- [TASK TO CARRY OUT]: Below is a set of records; restate each one word for word.

- [RECORDS]:
▼▼▼

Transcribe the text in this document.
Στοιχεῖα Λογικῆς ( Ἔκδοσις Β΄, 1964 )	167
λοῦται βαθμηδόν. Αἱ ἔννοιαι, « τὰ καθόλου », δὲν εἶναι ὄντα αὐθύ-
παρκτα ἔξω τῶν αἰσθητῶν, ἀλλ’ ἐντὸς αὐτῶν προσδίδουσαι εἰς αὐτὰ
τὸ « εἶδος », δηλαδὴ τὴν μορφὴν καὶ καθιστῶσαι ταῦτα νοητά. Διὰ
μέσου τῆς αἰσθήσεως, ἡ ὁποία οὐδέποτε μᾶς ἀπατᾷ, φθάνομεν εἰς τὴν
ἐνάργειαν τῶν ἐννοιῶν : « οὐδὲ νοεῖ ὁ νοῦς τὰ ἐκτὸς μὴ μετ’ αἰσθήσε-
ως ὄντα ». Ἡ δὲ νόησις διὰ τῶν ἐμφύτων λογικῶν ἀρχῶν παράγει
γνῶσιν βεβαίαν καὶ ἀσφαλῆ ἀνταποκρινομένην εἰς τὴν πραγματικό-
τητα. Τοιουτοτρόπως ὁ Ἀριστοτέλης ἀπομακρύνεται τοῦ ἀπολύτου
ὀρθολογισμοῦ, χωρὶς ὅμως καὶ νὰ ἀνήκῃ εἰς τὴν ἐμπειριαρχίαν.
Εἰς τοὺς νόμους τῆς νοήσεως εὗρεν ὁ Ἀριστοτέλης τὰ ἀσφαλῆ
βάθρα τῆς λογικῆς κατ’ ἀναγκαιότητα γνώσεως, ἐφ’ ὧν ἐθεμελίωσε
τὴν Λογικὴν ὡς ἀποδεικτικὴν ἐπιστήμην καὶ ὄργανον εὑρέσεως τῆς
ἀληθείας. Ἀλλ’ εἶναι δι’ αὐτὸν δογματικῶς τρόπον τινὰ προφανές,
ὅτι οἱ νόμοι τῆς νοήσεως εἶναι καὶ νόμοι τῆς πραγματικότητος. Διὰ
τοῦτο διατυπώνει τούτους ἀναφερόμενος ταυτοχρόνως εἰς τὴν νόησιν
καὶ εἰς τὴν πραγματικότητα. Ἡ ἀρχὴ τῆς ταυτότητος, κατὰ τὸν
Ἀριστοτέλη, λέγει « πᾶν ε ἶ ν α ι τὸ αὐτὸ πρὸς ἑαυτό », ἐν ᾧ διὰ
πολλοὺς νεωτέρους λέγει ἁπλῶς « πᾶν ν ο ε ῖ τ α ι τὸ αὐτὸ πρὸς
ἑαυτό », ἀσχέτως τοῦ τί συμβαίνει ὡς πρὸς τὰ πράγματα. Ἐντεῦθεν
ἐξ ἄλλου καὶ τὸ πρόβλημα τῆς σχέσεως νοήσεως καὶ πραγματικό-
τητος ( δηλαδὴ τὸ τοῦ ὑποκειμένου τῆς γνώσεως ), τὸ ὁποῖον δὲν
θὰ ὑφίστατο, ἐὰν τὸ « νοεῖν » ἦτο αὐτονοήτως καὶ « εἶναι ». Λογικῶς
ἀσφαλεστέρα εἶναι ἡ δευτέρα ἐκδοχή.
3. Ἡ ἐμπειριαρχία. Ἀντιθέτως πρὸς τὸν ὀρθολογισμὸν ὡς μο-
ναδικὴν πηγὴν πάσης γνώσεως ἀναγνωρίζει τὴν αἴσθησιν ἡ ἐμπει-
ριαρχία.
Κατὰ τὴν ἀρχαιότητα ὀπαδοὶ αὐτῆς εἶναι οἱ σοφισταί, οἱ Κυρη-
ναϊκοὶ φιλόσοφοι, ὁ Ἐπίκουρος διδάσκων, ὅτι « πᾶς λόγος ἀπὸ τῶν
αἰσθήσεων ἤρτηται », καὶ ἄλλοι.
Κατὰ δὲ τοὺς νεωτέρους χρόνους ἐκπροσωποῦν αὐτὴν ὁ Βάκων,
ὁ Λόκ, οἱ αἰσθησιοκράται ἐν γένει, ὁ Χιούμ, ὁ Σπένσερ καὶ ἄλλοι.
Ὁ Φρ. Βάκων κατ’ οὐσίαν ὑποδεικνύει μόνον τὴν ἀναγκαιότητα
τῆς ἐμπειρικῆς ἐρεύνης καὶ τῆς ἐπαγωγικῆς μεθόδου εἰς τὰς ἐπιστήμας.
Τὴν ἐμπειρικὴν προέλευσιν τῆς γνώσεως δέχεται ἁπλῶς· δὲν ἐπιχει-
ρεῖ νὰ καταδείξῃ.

▲▲▲

- [RESULT OF THIS EXERCISE]:
Transcribe the text in this document.
Στοιχεῖα Λογικῆς ( Ἔκδοσις Β΄, 1964 )	167
λοῦται βαθμηδόν. Αἱ ἔννοιαι, « τὰ καθόλου », δὲν εἶναι ὄντα αὐθύ-
παρκτα ἔξω τῶν αἰσθητῶν, ἀλλ’ ἐντὸς αὐτῶν προσδίδουσαι εἰς αὐτὰ
τὸ « εἶδος », δηλαδὴ τὴν μορφὴν καὶ καθιστῶσαι ταῦτα νοητά. Διὰ
μέσου τῆς αἰσθήσεως, ἡ ὁποία οὐδέποτε μᾶς ἀπατᾷ, φθάνομεν εἰς τὴν
ἐνάργειαν τῶν ἐννοιῶν : « οὐδὲ νοεῖ ὁ νοῦς τὰ ἐκτὸς μὴ μετ’ αἰσθήσε-
ως ὄντα ». Ἡ δὲ νόησις διὰ τῶν ἐμφύτων λογικῶν ἀρχῶν παράγει
γνῶσιν βεβαίαν καὶ ἀσφαλῆ ἀνταποκρινομένην εἰς τὴν πραγματικό-
τητα. Τοιουτοτρόπως ὁ Ἀριστοτέλης ἀπομακρύνεται τοῦ ἀπολύτου
ὀρθολογισμοῦ, χωρὶς ὅμως καὶ νὰ ἀνήκῃ εἰς τὴν ἐμπειριαρχίαν.
Εἰς τοὺς νόμους τῆς νοήσεως εὗρεν ὁ Ἀριστοτέλης τὰ ἀσφαλῆ
βάθρα τῆς λογικῆς κατ’ ἀναγκαιότητα γνώσεως, ἐφ’ ὧν ἐθεμελίωσε
τὴν Λογικὴν ὡς ἀποδεικτικὴν ἐπιστήμην καὶ ὄργανον εὑρέσεως τῆς
ἀληθείας. Ἀλλ’ εἶναι δι’ αὐτὸν δογματικῶς τρόπον τινὰ προφανές,
ὅτι οἱ νόμοι τῆς νοήσεως εἶναι καὶ νόμοι τῆς πραγματικότητος. Διὰ
τοῦτο διατυπώνει τούτους ἀναφερόμενος ταυτοχρόνως εἰς τὴν νόησιν
καὶ εἰς τὴν πραγματικότητα. Ἡ ἀρχὴ τῆς ταυτότητος, κατὰ τὸν
Ἀριστοτέλη, λέγει « πᾶν ε ἶ ν α ι τὸ αὐτὸ πρὸς ἑαυτό », ἐν ᾧ διὰ
πολλοὺς νεωτέρους λέγει ἁπλῶς « πᾶν ν ο ε ῖ τ α ι τὸ αὐτὸ πρὸς
ἑαυτό », ἀσχέτως τοῦ τί συμβαίνει ὡς πρὸς τὰ πράγματα. Ἐντεῦθεν
ἐξ ἄλλου καὶ τὸ πρόβλημα τῆς σχέσεως νοήσεως καὶ πραγματικό-
τητος ( δηλαδὴ τὸ τοῦ ὑποκειμένου τῆς γνώσεως ), τὸ ὁποῖον δὲν
θὰ ὑφίστατο, ἐὰν τὸ « νοεῖν » ἦτο αὐτονοήτως καὶ « εἶναι ». Λογικῶς
ἀσφαλεστέρα εἶναι ἡ δευτέρα ἐκδοχή.
3. Ἡ ἐμπειριαρχία. Ἀντιθέτως πρὸς τὸν ὀρθολογισμὸν ὡς μο-
ναδικὴν πηγὴν πάσης γνώσεως ἀναγνωρίζει τὴν αἴσθησιν ἡ ἐμπει-
ριαρχία.
Κατὰ τὴν ἀρχαιότητα ὀπαδοὶ αὐτῆς εἶναι οἱ σοφισταί, οἱ Κυρη-
ναϊκοὶ φιλόσοφοι, ὁ Ἐπίκουρος διδάσκων, ὅτι « πᾶς λόγος ἀπὸ τῶν
αἰσθήσεων ἤρτηται », καὶ ἄλλοι.
Κατὰ δὲ τοὺς νεωτέρους χρόνους ἐκπροσωποῦν αὐτὴν ὁ Βάκων,
ὁ Λόκ, οἱ αἰσθησιοκράται ἐν γένει, ὁ Χιούμ, ὁ Σπένσερ καὶ ἄλλοι.
Ὁ Φρ. Βάκων κατ’ οὐσίαν ὑποδεικνύει μόνον τὴν ἀναγκαιότητα
τῆς ἐμπειρικῆς ἐρεύνης καὶ τῆς ἐπαγωγικῆς μεθόδου εἰς τὰς ἐπιστήμας.
Τὴν ἐμπειρικὴν προέλευσιν τῆς γνώσεως δέχεται ἁπλῶς· δὲν ἐπιχει-
ρεῖ νὰ καταδείξῃ.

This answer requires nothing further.